◆ **DOCUMENT SEGMENT**:
[Propertalk] 2 Easter a rcl
robertpmorrison at charter.net
robertpmorrison at charter.net
Thu Apr 28 00:06:12 EDT 2011
Here's what I have for Sunday. Someone sent me the facebook thing at the
beginning. I think I'll drop it off. The poem at the end I like, but
wonder whether I'll add it on.
Anyway - to edit later on.
Bob
THE EPISCOPAL CHURCH OF ST. ALBAN, ALBANY THE SECOND SUNDAY
OF EASTER - A
ACTS 2:14a, 22-32 1st MAY, 2011
1 PETER 1:3-9 PSALM 16
JOHN 20:19-31
Apropos of nothing, I was highly amused when a friend sent me the
statement, “You have the emotional maturity of a blueberry scone.” I
hope she wasn’t talking about me!
“Wrestling with God isn’t denying God.” 1 If you don’t ask questions
it’s highly unlikely you’ll get answers! Of course, sometimes we don’t
know what questions to ask, but that in itself can be useful.

◆ **REQUIRED TASK**: Reproduce the sermon draft above in full, word for word.

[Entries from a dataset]
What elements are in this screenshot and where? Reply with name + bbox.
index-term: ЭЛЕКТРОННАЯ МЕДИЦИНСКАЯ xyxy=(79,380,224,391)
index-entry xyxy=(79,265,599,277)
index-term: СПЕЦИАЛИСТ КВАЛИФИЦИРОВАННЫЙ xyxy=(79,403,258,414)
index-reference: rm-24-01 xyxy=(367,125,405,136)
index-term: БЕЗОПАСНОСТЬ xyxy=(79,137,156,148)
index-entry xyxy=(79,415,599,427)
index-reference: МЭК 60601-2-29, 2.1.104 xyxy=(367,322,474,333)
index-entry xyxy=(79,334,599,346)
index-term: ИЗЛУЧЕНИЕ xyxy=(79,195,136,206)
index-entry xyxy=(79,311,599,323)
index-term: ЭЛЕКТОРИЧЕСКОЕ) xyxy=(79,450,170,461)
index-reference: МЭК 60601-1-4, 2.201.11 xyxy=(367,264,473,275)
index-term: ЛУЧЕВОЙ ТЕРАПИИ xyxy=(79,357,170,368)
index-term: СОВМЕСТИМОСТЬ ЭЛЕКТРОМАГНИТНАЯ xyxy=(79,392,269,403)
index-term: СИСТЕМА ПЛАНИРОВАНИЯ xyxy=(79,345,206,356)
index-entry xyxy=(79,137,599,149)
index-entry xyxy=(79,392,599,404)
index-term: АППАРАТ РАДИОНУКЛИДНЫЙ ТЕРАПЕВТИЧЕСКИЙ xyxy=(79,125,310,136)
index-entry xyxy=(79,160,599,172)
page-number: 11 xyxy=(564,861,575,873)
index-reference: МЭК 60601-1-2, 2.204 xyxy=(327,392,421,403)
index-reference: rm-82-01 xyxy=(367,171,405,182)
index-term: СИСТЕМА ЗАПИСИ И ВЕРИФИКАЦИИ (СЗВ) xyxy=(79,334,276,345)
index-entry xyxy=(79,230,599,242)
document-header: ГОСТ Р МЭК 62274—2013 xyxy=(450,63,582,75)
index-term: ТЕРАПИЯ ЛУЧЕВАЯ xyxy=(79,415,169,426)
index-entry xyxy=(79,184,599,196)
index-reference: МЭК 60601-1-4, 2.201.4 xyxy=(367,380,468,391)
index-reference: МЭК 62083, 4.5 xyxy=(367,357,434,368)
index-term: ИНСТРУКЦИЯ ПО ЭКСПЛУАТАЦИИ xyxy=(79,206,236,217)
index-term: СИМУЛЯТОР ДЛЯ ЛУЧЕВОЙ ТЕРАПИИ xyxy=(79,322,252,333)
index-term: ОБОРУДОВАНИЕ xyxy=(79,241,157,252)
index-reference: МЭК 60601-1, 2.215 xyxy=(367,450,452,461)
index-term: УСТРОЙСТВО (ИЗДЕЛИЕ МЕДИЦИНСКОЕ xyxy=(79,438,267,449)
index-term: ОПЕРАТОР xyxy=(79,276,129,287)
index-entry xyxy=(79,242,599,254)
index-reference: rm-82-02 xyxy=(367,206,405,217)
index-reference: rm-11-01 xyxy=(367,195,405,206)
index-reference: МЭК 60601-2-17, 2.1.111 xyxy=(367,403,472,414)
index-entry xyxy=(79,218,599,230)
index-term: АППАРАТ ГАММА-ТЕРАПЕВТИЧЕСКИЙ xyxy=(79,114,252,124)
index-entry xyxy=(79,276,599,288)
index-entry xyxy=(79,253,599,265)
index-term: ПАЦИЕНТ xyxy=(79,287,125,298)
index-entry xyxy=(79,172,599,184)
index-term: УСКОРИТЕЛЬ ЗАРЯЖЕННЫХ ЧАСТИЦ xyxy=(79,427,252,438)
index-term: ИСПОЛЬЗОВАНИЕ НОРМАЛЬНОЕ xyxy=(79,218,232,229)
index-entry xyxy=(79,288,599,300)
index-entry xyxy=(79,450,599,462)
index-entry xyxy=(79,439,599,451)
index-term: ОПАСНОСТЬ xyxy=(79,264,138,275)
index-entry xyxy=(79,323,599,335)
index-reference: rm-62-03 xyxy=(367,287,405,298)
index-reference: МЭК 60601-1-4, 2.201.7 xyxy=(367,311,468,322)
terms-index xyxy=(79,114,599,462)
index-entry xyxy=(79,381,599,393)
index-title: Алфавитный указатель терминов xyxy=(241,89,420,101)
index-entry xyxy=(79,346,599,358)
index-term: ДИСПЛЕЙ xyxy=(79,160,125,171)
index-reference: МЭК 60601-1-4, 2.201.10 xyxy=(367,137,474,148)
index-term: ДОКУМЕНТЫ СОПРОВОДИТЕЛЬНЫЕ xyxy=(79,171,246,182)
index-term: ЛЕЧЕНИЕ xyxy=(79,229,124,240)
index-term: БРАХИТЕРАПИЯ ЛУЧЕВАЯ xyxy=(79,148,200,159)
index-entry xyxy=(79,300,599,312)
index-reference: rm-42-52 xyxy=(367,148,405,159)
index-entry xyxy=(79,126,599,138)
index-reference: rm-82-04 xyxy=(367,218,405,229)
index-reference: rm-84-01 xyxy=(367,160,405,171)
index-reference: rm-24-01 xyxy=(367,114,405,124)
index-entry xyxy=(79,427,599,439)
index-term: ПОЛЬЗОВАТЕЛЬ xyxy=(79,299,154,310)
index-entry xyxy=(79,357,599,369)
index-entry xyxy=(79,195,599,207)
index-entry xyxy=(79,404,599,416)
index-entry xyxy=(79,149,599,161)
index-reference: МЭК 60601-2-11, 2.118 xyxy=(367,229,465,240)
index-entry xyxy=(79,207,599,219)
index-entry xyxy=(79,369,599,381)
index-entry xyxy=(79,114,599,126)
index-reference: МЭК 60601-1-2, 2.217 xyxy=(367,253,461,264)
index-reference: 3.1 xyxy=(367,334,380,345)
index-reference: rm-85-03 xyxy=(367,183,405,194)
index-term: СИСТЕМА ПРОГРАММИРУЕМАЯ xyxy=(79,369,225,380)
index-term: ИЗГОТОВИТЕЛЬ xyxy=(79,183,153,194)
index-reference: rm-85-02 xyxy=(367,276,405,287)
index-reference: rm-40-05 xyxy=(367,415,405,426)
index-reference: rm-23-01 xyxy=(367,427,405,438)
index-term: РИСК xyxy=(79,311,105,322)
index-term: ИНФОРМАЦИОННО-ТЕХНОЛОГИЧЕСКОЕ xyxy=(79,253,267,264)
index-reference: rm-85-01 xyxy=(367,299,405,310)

◆ **TASK SOLUTION**:
[Propertalk] 2 Easter a rcl
robertpmorrison at charter.net
robertpmorrison at charter.net
Thu Apr 28 00:06:12 EDT 2011
Here's what I have for Sunday. Someone sent me the facebook thing at the
beginning. I think I'll drop it off. The poem at the end I like, but
wonder whether I'll add it on.
Anyway - to edit later on.
Bob
THE EPISCOPAL CHURCH OF ST. ALBAN, ALBANY THE SECOND SUNDAY
OF EASTER - A
ACTS 2:14a, 22-32 1st MAY, 2011
1 PETER 1:3-9 PSALM 16
JOHN 20:19-31
Apropos of nothing, I was highly amused when a friend sent me the
statement, “You have the emotional maturity of a blueberry scone.” I
hope she wasn’t talking about me!
“Wrestling with God isn’t denying God.” 1 If you don’t ask questions
it’s highly unlikely you’ll get answers! Of course, sometimes we don’t
know what questions to ask, but that in itself can be useful.